▶ [Work required] Copy out each line of the material below with no changes.

(Data extracted from a collection)
▼

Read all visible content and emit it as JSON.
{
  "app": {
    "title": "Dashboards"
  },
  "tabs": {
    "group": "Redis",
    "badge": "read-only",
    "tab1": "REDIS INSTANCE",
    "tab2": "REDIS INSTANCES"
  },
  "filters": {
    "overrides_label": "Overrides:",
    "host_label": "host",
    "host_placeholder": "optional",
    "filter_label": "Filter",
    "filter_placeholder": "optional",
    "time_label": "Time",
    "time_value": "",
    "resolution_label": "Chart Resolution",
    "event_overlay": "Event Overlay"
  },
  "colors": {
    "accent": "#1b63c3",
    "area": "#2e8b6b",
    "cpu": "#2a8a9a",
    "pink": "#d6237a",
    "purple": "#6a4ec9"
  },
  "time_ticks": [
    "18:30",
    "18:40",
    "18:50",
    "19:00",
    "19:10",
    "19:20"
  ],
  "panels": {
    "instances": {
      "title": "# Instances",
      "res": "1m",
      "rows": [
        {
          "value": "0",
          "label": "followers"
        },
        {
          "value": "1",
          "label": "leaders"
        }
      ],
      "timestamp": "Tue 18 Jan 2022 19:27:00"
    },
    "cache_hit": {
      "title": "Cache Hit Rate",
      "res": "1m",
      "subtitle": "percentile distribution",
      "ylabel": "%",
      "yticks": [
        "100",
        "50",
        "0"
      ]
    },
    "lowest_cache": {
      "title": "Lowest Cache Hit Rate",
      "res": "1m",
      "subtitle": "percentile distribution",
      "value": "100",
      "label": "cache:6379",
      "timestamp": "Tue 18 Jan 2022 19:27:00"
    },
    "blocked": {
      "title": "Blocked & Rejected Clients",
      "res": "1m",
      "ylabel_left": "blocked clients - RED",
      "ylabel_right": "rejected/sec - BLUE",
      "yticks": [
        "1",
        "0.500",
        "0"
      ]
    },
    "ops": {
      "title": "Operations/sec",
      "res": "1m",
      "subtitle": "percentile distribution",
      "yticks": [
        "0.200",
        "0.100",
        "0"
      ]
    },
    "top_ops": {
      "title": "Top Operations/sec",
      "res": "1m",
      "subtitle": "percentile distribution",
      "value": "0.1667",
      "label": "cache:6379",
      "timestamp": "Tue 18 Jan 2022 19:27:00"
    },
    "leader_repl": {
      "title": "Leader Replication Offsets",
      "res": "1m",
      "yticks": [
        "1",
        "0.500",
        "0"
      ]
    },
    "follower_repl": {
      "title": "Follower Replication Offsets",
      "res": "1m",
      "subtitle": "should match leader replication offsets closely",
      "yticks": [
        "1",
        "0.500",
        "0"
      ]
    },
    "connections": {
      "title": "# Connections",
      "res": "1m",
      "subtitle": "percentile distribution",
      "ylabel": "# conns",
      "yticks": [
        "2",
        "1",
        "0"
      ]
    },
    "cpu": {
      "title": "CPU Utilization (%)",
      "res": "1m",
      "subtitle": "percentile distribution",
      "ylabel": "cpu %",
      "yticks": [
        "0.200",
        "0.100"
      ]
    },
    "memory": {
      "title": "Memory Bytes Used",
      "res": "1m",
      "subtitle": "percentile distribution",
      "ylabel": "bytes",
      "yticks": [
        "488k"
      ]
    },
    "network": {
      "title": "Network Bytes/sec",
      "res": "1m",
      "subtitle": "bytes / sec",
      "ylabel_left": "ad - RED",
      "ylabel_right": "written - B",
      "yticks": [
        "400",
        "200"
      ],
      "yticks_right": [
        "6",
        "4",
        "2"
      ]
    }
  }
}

▲

▶ [Completed exercise]
Read all visible content and emit it as JSON.
{
  "app": {
    "title": "Dashboards"
  },
  "tabs": {
    "group": "Redis",
    "badge": "read-only",
    "tab1": "REDIS INSTANCE",
    "tab2": "REDIS INSTANCES"
  },
  "filters": {
    "overrides_label": "Overrides:",
    "host_label": "host",
    "host_placeholder": "optional",
    "filter_label": "Filter",
    "filter_placeholder": "optional",
    "time_label": "Time",
    "time_value": "",
    "resolution_label": "Chart Resolution",
    "event_overlay": "Event Overlay"
  },
  "colors": {
    "accent": "#1b63c3",
    "area": "#2e8b6b",
    "cpu": "#2a8a9a",
    "pink": "#d6237a",
    "purple": "#6a4ec9"
  },
  "time_ticks": [
    "18:30",
    "18:40",
    "18:50",
    "19:00",
    "19:10",
    "19:20"
  ],
  "panels": {
    "instances": {
      "title": "# Instances",
      "res": "1m",
      "rows": [
        {
          "value": "0",
          "label": "followers"
        },
        {
          "value": "1",
          "label": "leaders"
        }
      ],
      "timestamp": "Tue 18 Jan 2022 19:27:00"
    },
    "cache_hit": {
      "title": "Cache Hit Rate",
      "res": "1m",
      "subtitle": "percentile distribution",
      "ylabel": "%",
      "yticks": [
        "100",
        "50",
        "0"
      ]
    },
    "lowest_cache": {
      "title": "Lowest Cache Hit Rate",
      "res": "1m",
      "subtitle": "percentile distribution",
      "value": "100",
      "label": "cache:6379",
      "timestamp": "Tue 18 Jan 2022 19:27:00"
    },
    "blocked": {
      "title": "Blocked & Rejected Clients",
      "res": "1m",
      "ylabel_left": "blocked clients - RED",
      "ylabel_right": "rejected/sec - BLUE",
      "yticks": [
        "1",
        "0.500",
        "0"
      ]
    },
    "ops": {
      "title": "Operations/sec",
      "res": "1m",
      "subtitle": "percentile distribution",
      "yticks": [
        "0.200",
        "0.100",
        "0"
      ]
    },
    "top_ops": {
      "title": "Top Operations/sec",
      "res": "1m",
      "subtitle": "percentile distribution",
      "value": "0.1667",
      "label": "cache:6379",
      "timestamp": "Tue 18 Jan 2022 19:27:00"
    },
    "leader_repl": {
      "title": "Leader Replication Offsets",
      "res": "1m",
      "yticks": [
        "1",
        "0.500",
        "0"
      ]
    },
    "follower_repl": {
      "title": "Follower Replication Offsets",
      "res": "1m",
      "subtitle": "should match leader replication offsets closely",
      "yticks": [
        "1",
        "0.500",
        "0"
      ]
    },
    "connections": {
      "title": "# Connections",
      "res": "1m",
      "subtitle": "percentile distribution",
      "ylabel": "# conns",
      "yticks": [
        "2",
        "1",
        "0"
      ]
    },
    "cpu": {
      "title": "CPU Utilization (%)",
      "res": "1m",
      "subtitle": "percentile distribution",
      "ylabel": "cpu %",
      "yticks": [
        "0.200",
        "0.100"
      ]
    },
    "memory": {
      "title": "Memory Bytes Used",
      "res": "1m",
      "subtitle": "percentile distribution",
      "ylabel": "bytes",
      "yticks": [
        "488k"
      ]
    },
    "network": {
      "title": "Network Bytes/sec",
      "res": "1m",
      "subtitle": "bytes / sec",
      "ylabel_left": "ad - RED",
      "ylabel_right": "written - B",
      "yticks": [
        "400",
        "200"
      ],
      "yticks_right": [
        "6",
        "4",
        "2"
      ]
    }
  }
}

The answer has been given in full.